===== Source data =====
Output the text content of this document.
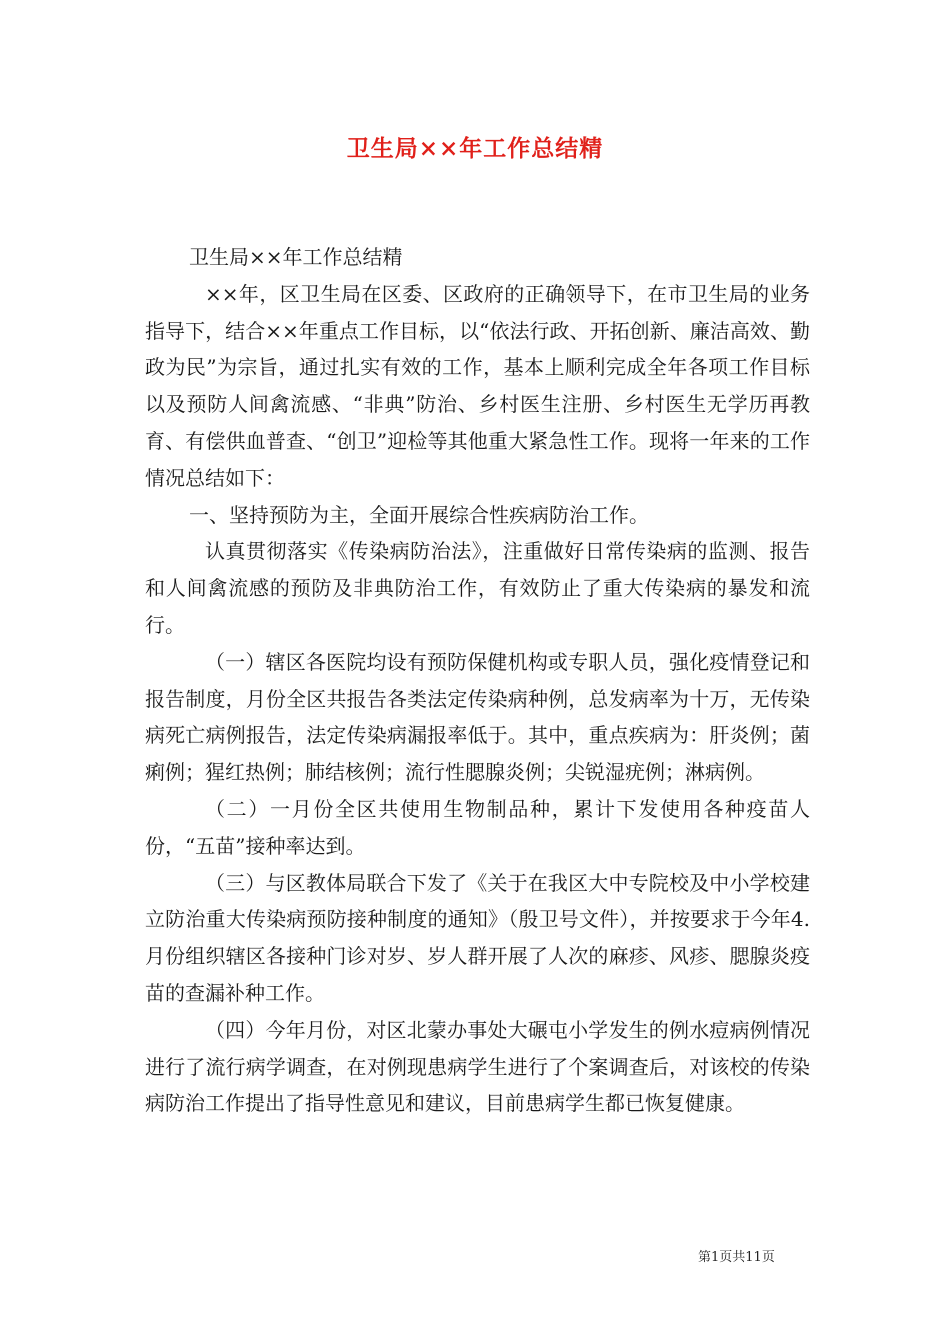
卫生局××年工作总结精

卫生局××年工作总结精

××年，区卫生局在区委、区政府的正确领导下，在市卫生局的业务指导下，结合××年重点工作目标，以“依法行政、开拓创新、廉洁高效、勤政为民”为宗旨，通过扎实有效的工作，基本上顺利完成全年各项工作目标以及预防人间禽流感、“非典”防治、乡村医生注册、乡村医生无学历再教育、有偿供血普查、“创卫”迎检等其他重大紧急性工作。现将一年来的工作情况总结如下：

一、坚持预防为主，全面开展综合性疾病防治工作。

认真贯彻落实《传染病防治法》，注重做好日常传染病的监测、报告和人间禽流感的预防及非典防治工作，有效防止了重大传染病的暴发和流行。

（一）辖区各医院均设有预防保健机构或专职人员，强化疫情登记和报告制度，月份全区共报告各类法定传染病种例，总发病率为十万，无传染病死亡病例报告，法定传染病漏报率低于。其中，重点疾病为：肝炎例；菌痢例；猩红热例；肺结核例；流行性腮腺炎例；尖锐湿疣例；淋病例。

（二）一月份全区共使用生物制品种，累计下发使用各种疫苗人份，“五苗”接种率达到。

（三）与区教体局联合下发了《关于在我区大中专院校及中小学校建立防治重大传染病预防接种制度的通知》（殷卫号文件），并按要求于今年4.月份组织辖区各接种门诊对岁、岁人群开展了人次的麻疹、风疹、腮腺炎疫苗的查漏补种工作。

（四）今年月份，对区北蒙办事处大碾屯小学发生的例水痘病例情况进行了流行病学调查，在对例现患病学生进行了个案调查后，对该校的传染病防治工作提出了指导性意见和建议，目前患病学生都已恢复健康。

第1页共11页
=====
===== Source data =====
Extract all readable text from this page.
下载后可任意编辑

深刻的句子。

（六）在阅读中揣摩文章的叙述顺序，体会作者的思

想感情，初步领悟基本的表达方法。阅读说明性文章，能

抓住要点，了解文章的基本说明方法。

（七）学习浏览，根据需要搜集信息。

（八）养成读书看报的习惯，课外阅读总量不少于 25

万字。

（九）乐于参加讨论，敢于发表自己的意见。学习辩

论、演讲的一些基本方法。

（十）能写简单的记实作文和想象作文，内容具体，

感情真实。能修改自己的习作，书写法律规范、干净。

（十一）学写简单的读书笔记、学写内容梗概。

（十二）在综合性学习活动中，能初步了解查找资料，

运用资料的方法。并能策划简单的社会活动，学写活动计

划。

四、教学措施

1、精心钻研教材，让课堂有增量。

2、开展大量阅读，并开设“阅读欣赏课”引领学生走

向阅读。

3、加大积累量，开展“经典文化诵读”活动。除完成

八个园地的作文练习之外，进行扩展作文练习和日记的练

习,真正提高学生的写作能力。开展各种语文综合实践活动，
=====
**Aim of the task**. Within the listing, how many lines hold the word "this"? Only the number is to be given.

**Response**. 2